Start of Recorded data

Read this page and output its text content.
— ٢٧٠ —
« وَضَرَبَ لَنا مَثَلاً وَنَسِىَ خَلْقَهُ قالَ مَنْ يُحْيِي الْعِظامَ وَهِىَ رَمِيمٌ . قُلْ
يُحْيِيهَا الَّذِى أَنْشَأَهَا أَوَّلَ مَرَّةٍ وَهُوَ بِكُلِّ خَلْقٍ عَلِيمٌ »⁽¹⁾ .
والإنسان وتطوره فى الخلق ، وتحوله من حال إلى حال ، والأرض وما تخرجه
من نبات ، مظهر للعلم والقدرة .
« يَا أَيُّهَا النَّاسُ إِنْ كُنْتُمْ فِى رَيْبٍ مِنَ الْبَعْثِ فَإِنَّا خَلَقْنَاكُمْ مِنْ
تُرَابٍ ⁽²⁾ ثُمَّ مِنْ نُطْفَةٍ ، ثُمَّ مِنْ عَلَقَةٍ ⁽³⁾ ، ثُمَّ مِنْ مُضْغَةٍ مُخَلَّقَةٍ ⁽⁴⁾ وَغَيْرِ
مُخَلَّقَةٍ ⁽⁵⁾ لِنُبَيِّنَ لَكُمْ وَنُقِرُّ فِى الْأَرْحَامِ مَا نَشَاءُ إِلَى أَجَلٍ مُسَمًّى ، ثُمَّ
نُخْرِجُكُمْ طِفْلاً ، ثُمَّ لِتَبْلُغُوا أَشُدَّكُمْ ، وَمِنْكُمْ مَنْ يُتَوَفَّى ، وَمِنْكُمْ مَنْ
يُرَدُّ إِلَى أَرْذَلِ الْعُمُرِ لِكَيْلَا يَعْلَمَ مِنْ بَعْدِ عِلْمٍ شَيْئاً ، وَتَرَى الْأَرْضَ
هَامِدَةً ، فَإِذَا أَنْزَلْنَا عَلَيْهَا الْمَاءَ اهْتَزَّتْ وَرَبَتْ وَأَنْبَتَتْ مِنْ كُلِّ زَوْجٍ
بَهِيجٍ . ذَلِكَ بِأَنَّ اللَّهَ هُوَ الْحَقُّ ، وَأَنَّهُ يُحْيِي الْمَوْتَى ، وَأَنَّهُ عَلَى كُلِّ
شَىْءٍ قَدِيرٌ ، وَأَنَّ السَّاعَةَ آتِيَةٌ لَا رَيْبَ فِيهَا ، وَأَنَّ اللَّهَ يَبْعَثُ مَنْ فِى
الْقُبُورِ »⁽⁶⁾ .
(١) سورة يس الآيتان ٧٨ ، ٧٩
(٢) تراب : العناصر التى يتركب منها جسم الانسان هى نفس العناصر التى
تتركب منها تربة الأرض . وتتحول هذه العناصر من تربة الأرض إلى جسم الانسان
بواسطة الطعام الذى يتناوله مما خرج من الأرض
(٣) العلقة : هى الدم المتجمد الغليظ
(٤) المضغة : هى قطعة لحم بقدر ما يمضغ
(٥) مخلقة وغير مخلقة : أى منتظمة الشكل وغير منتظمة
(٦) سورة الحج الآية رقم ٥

End of Recorded data

→ **What is expected**: Give back the data above exactly as it appears.

→ **Result**:
Read this page and output its text content.
— ٢٧٠ —
« وَضَرَبَ لَنا مَثَلاً وَنَسِىَ خَلْقَهُ قالَ مَنْ يُحْيِي الْعِظامَ وَهِىَ رَمِيمٌ . قُلْ
يُحْيِيهَا الَّذِى أَنْشَأَهَا أَوَّلَ مَرَّةٍ وَهُوَ بِكُلِّ خَلْقٍ عَلِيمٌ »⁽¹⁾ .
والإنسان وتطوره فى الخلق ، وتحوله من حال إلى حال ، والأرض وما تخرجه
من نبات ، مظهر للعلم والقدرة .
« يَا أَيُّهَا النَّاسُ إِنْ كُنْتُمْ فِى رَيْبٍ مِنَ الْبَعْثِ فَإِنَّا خَلَقْنَاكُمْ مِنْ
تُرَابٍ ⁽²⁾ ثُمَّ مِنْ نُطْفَةٍ ، ثُمَّ مِنْ عَلَقَةٍ ⁽³⁾ ، ثُمَّ مِنْ مُضْغَةٍ مُخَلَّقَةٍ ⁽⁴⁾ وَغَيْرِ
مُخَلَّقَةٍ ⁽⁵⁾ لِنُبَيِّنَ لَكُمْ وَنُقِرُّ فِى الْأَرْحَامِ مَا نَشَاءُ إِلَى أَجَلٍ مُسَمًّى ، ثُمَّ
نُخْرِجُكُمْ طِفْلاً ، ثُمَّ لِتَبْلُغُوا أَشُدَّكُمْ ، وَمِنْكُمْ مَنْ يُتَوَفَّى ، وَمِنْكُمْ مَنْ
يُرَدُّ إِلَى أَرْذَلِ الْعُمُرِ لِكَيْلَا يَعْلَمَ مِنْ بَعْدِ عِلْمٍ شَيْئاً ، وَتَرَى الْأَرْضَ
هَامِدَةً ، فَإِذَا أَنْزَلْنَا عَلَيْهَا الْمَاءَ اهْتَزَّتْ وَرَبَتْ وَأَنْبَتَتْ مِنْ كُلِّ زَوْجٍ
بَهِيجٍ . ذَلِكَ بِأَنَّ اللَّهَ هُوَ الْحَقُّ ، وَأَنَّهُ يُحْيِي الْمَوْتَى ، وَأَنَّهُ عَلَى كُلِّ
شَىْءٍ قَدِيرٌ ، وَأَنَّ السَّاعَةَ آتِيَةٌ لَا رَيْبَ فِيهَا ، وَأَنَّ اللَّهَ يَبْعَثُ مَنْ فِى
الْقُبُورِ »⁽⁶⁾ .
(١) سورة يس الآيتان ٧٨ ، ٧٩
(٢) تراب : العناصر التى يتركب منها جسم الانسان هى نفس العناصر التى
تتركب منها تربة الأرض . وتتحول هذه العناصر من تربة الأرض إلى جسم الانسان
بواسطة الطعام الذى يتناوله مما خرج من الأرض
(٣) العلقة : هى الدم المتجمد الغليظ
(٤) المضغة : هى قطعة لحم بقدر ما يمضغ
(٥) مخلقة وغير مخلقة : أى منتظمة الشكل وغير منتظمة
(٦) سورة الحج الآية رقم ٥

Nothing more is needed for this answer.